* _Objective_
Write every line out verbatim and omit the pictures.

* _Data supplied_

========

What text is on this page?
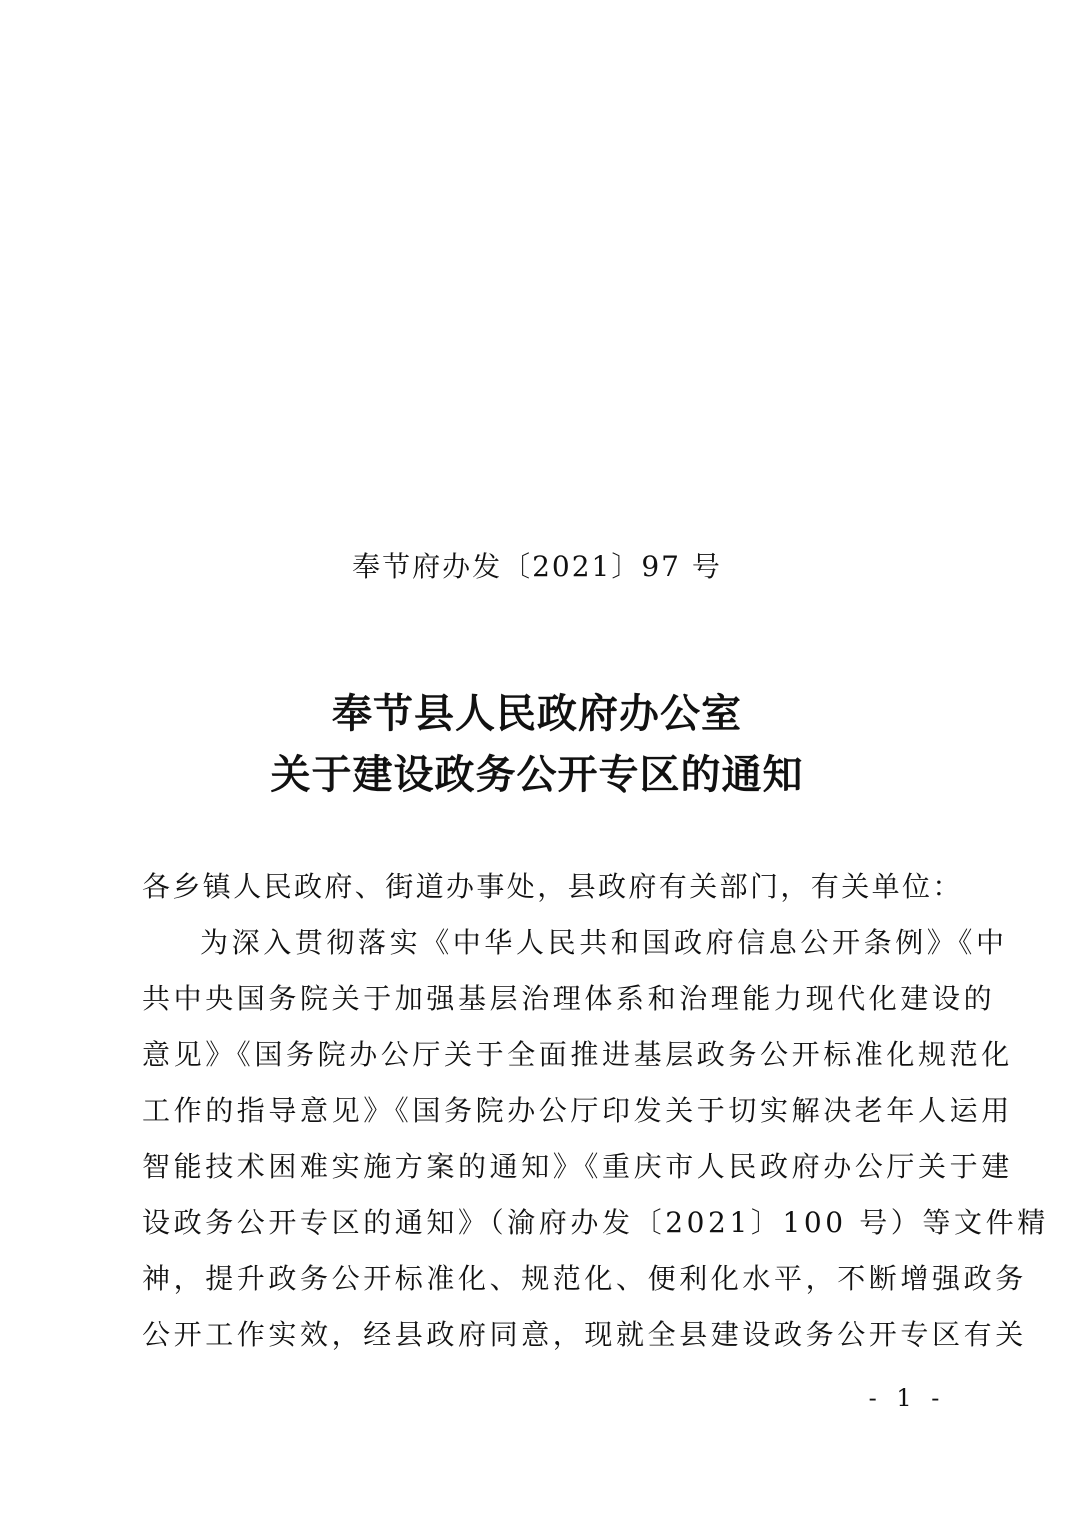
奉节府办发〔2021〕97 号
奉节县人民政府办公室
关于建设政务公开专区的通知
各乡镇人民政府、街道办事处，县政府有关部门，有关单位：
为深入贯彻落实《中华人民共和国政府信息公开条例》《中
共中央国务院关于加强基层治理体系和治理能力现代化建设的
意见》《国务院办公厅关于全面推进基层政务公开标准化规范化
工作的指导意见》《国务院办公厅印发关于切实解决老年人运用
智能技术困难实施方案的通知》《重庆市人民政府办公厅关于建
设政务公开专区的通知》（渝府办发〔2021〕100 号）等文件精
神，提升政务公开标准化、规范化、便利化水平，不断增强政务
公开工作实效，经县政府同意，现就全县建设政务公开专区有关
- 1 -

========

* _Exercise output_
What text is on this page?
奉节府办发〔2021〕97 号
奉节县人民政府办公室
关于建设政务公开专区的通知
各乡镇人民政府、街道办事处，县政府有关部门，有关单位：
为深入贯彻落实《中华人民共和国政府信息公开条例》《中
共中央国务院关于加强基层治理体系和治理能力现代化建设的
意见》《国务院办公厅关于全面推进基层政务公开标准化规范化
工作的指导意见》《国务院办公厅印发关于切实解决老年人运用
智能技术困难实施方案的通知》《重庆市人民政府办公厅关于建
设政务公开专区的通知》（渝府办发〔2021〕100 号）等文件精
神，提升政务公开标准化、规范化、便利化水平，不断增强政务
公开工作实效，经县政府同意，现就全县建设政务公开专区有关
- 1 -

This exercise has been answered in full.